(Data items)
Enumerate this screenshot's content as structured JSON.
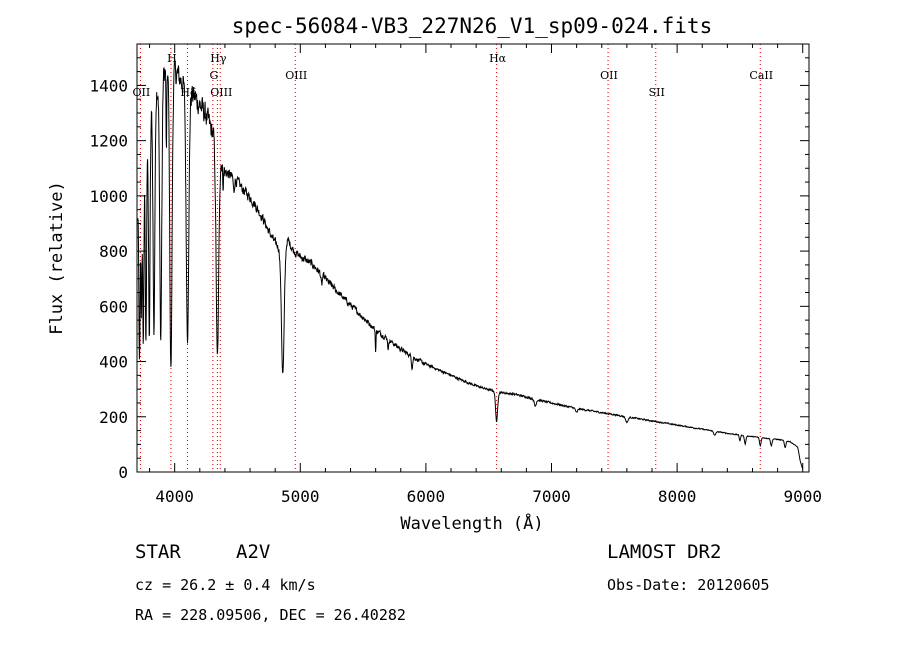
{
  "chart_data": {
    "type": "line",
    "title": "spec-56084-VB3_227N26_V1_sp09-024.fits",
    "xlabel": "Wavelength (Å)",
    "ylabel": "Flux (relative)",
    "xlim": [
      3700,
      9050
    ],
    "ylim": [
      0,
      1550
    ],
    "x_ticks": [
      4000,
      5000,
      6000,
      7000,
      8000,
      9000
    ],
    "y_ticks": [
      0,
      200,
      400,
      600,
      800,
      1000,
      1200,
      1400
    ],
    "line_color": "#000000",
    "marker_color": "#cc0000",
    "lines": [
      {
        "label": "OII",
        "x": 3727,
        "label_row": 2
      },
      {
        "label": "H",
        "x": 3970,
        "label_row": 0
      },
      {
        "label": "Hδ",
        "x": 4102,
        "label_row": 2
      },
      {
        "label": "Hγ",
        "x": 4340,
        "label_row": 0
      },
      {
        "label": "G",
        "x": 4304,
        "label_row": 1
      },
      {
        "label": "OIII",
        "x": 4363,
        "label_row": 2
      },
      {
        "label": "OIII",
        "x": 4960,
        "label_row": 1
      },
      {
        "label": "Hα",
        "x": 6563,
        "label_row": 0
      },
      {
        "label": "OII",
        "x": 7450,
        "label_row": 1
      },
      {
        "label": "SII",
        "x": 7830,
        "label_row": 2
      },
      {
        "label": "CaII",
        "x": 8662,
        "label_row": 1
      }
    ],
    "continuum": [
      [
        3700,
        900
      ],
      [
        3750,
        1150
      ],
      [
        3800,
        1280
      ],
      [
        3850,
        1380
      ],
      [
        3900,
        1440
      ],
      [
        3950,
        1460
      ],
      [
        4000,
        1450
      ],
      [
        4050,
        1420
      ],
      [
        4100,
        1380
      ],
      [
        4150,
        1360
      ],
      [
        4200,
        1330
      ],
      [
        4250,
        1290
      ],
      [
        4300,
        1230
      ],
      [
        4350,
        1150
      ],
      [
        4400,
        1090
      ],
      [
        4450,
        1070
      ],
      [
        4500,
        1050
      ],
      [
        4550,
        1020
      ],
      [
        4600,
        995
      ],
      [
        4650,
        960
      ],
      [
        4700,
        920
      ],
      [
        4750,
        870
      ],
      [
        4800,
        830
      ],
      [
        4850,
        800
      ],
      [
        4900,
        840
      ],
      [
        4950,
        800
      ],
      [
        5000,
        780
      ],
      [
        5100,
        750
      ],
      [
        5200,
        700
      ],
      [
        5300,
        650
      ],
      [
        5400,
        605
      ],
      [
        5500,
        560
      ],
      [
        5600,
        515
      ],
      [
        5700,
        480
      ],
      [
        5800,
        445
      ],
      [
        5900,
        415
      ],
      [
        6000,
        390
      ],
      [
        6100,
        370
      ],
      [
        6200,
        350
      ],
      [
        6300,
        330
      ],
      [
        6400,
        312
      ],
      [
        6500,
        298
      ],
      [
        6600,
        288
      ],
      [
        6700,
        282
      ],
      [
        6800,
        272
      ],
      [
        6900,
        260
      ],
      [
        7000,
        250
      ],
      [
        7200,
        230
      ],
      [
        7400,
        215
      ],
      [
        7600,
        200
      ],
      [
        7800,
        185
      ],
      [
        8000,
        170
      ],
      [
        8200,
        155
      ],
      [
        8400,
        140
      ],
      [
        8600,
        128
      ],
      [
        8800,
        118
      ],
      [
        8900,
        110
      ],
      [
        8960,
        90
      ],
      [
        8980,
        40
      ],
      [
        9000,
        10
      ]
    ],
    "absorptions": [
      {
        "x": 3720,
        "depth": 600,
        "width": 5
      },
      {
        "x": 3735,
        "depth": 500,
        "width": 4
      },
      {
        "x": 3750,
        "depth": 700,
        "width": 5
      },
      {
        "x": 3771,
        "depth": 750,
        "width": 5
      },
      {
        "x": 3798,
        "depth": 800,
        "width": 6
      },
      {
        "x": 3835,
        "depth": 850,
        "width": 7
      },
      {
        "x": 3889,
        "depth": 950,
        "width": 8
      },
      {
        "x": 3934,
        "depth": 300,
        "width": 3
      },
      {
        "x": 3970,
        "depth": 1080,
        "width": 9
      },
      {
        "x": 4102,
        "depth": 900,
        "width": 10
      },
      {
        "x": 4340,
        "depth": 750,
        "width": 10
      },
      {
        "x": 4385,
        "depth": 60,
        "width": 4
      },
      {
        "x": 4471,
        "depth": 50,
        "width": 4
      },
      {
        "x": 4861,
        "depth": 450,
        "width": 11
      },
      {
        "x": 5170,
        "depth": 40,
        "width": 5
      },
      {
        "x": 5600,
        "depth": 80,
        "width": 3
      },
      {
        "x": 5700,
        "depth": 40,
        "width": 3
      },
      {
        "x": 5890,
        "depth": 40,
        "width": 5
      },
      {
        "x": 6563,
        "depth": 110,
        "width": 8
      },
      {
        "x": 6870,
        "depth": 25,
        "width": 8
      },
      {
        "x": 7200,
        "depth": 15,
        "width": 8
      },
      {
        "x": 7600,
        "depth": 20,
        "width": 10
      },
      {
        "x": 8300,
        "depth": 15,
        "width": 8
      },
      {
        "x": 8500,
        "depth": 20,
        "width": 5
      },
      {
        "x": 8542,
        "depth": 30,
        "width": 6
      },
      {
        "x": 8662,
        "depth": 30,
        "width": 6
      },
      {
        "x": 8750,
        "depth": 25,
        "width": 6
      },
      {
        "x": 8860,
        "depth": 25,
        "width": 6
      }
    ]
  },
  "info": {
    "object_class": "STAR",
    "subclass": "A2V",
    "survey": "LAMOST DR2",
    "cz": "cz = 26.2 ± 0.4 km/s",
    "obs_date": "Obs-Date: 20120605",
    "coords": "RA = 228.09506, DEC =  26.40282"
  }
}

[EXERCISE] Reproduce every entry word for word, but omit the pictures.

[ANSWER TO THE TASK]
Enumerate this screenshot's content as structured JSON.
{
  "chart_data": {
    "type": "line",
    "title": "spec-56084-VB3_227N26_V1_sp09-024.fits",
    "xlabel": "Wavelength (Å)",
    "ylabel": "Flux (relative)",
    "xlim": [
      3700,
      9050
    ],
    "ylim": [
      0,
      1550
    ],
    "x_ticks": [
      4000,
      5000,
      6000,
      7000,
      8000,
      9000
    ],
    "y_ticks": [
      0,
      200,
      400,
      600,
      800,
      1000,
      1200,
      1400
    ],
    "line_color": "#000000",
    "marker_color": "#cc0000",
    "lines": [
      {
        "label": "OII",
        "x": 3727,
        "label_row": 2
      },
      {
        "label": "H",
        "x": 3970,
        "label_row": 0
      },
      {
        "label": "Hδ",
        "x": 4102,
        "label_row": 2
      },
      {
        "label": "Hγ",
        "x": 4340,
        "label_row": 0
      },
      {
        "label": "G",
        "x": 4304,
        "label_row": 1
      },
      {
        "label": "OIII",
        "x": 4363,
        "label_row": 2
      },
      {
        "label": "OIII",
        "x": 4960,
        "label_row": 1
      },
      {
        "label": "Hα",
        "x": 6563,
        "label_row": 0
      },
      {
        "label": "OII",
        "x": 7450,
        "label_row": 1
      },
      {
        "label": "SII",
        "x": 7830,
        "label_row": 2
      },
      {
        "label": "CaII",
        "x": 8662,
        "label_row": 1
      }
    ],
    "continuum": [
      [
        3700,
        900
      ],
      [
        3750,
        1150
      ],
      [
        3800,
        1280
      ],
      [
        3850,
        1380
      ],
      [
        3900,
        1440
      ],
      [
        3950,
        1460
      ],
      [
        4000,
        1450
      ],
      [
        4050,
        1420
      ],
      [
        4100,
        1380
      ],
      [
        4150,
        1360
      ],
      [
        4200,
        1330
      ],
      [
        4250,
        1290
      ],
      [
        4300,
        1230
      ],
      [
        4350,
        1150
      ],
      [
        4400,
        1090
      ],
      [
        4450,
        1070
      ],
      [
        4500,
        1050
      ],
      [
        4550,
        1020
      ],
      [
        4600,
        995
      ],
      [
        4650,
        960
      ],
      [
        4700,
        920
      ],
      [
        4750,
        870
      ],
      [
        4800,
        830
      ],
      [
        4850,
        800
      ],
      [
        4900,
        840
      ],
      [
        4950,
        800
      ],
      [
        5000,
        780
      ],
      [
        5100,
        750
      ],
      [
        5200,
        700
      ],
      [
        5300,
        650
      ],
      [
        5400,
        605
      ],
      [
        5500,
        560
      ],
      [
        5600,
        515
      ],
      [
        5700,
        480
      ],
      [
        5800,
        445
      ],
      [
        5900,
        415
      ],
      [
        6000,
        390
      ],
      [
        6100,
        370
      ],
      [
        6200,
        350
      ],
      [
        6300,
        330
      ],
      [
        6400,
        312
      ],
      [
        6500,
        298
      ],
      [
        6600,
        288
      ],
      [
        6700,
        282
      ],
      [
        6800,
        272
      ],
      [
        6900,
        260
      ],
      [
        7000,
        250
      ],
      [
        7200,
        230
      ],
      [
        7400,
        215
      ],
      [
        7600,
        200
      ],
      [
        7800,
        185
      ],
      [
        8000,
        170
      ],
      [
        8200,
        155
      ],
      [
        8400,
        140
      ],
      [
        8600,
        128
      ],
      [
        8800,
        118
      ],
      [
        8900,
        110
      ],
      [
        8960,
        90
      ],
      [
        8980,
        40
      ],
      [
        9000,
        10
      ]
    ],
    "absorptions": [
      {
        "x": 3720,
        "depth": 600,
        "width": 5
      },
      {
        "x": 3735,
        "depth": 500,
        "width": 4
      },
      {
        "x": 3750,
        "depth": 700,
        "width": 5
      },
      {
        "x": 3771,
        "depth": 750,
        "width": 5
      },
      {
        "x": 3798,
        "depth": 800,
        "width": 6
      },
      {
        "x": 3835,
        "depth": 850,
        "width": 7
      },
      {
        "x": 3889,
        "depth": 950,
        "width": 8
      },
      {
        "x": 3934,
        "depth": 300,
        "width": 3
      },
      {
        "x": 3970,
        "depth": 1080,
        "width": 9
      },
      {
        "x": 4102,
        "depth": 900,
        "width": 10
      },
      {
        "x": 4340,
        "depth": 750,
        "width": 10
      },
      {
        "x": 4385,
        "depth": 60,
        "width": 4
      },
      {
        "x": 4471,
        "depth": 50,
        "width": 4
      },
      {
        "x": 4861,
        "depth": 450,
        "width": 11
      },
      {
        "x": 5170,
        "depth": 40,
        "width": 5
      },
      {
        "x": 5600,
        "depth": 80,
        "width": 3
      },
      {
        "x": 5700,
        "depth": 40,
        "width": 3
      },
      {
        "x": 5890,
        "depth": 40,
        "width": 5
      },
      {
        "x": 6563,
        "depth": 110,
        "width": 8
      },
      {
        "x": 6870,
        "depth": 25,
        "width": 8
      },
      {
        "x": 7200,
        "depth": 15,
        "width": 8
      },
      {
        "x": 7600,
        "depth": 20,
        "width": 10
      },
      {
        "x": 8300,
        "depth": 15,
        "width": 8
      },
      {
        "x": 8500,
        "depth": 20,
        "width": 5
      },
      {
        "x": 8542,
        "depth": 30,
        "width": 6
      },
      {
        "x": 8662,
        "depth": 30,
        "width": 6
      },
      {
        "x": 8750,
        "depth": 25,
        "width": 6
      },
      {
        "x": 8860,
        "depth": 25,
        "width": 6
      }
    ]
  },
  "info": {
    "object_class": "STAR",
    "subclass": "A2V",
    "survey": "LAMOST DR2",
    "cz": "cz = 26.2 ± 0.4 km/s",
    "obs_date": "Obs-Date: 20120605",
    "coords": "RA = 228.09506, DEC =  26.40282"
  }
}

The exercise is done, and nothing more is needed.